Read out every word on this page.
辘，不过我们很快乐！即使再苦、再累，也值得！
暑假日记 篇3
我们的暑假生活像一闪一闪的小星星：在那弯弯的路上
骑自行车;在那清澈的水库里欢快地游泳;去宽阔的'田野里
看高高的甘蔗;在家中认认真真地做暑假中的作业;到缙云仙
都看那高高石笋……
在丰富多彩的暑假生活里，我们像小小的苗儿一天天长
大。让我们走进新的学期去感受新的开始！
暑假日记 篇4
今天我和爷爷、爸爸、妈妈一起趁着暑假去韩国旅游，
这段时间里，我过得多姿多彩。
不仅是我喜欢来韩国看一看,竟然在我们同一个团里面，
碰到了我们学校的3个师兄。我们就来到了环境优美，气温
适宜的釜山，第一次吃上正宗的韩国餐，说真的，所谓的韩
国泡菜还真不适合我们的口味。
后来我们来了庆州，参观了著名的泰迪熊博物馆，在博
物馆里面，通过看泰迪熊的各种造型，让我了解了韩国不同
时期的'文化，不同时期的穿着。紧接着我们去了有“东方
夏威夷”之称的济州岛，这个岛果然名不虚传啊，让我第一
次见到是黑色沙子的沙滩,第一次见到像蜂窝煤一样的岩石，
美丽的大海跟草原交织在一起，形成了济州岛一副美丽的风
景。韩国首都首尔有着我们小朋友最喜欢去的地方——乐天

= = = = =

Exercise goal: Transcribe every entry exactly, omitting nothing.

Response to the task:
Read out every word on this page.
辘，不过我们很快乐！即使再苦、再累，也值得！
暑假日记 篇3
我们的暑假生活像一闪一闪的小星星：在那弯弯的路上
骑自行车;在那清澈的水库里欢快地游泳;去宽阔的'田野里
看高高的甘蔗;在家中认认真真地做暑假中的作业;到缙云仙
都看那高高石笋……
在丰富多彩的暑假生活里，我们像小小的苗儿一天天长
大。让我们走进新的学期去感受新的开始！
暑假日记 篇4
今天我和爷爷、爸爸、妈妈一起趁着暑假去韩国旅游，
这段时间里，我过得多姿多彩。
不仅是我喜欢来韩国看一看,竟然在我们同一个团里面，
碰到了我们学校的3个师兄。我们就来到了环境优美，气温
适宜的釜山，第一次吃上正宗的韩国餐，说真的，所谓的韩
国泡菜还真不适合我们的口味。
后来我们来了庆州，参观了著名的泰迪熊博物馆，在博
物馆里面，通过看泰迪熊的各种造型，让我了解了韩国不同
时期的'文化，不同时期的穿着。紧接着我们去了有“东方
夏威夷”之称的济州岛，这个岛果然名不虚传啊，让我第一
次见到是黑色沙子的沙滩,第一次见到像蜂窝煤一样的岩石，
美丽的大海跟草原交织在一起，形成了济州岛一副美丽的风
景。韩国首都首尔有着我们小朋友最喜欢去的地方——乐天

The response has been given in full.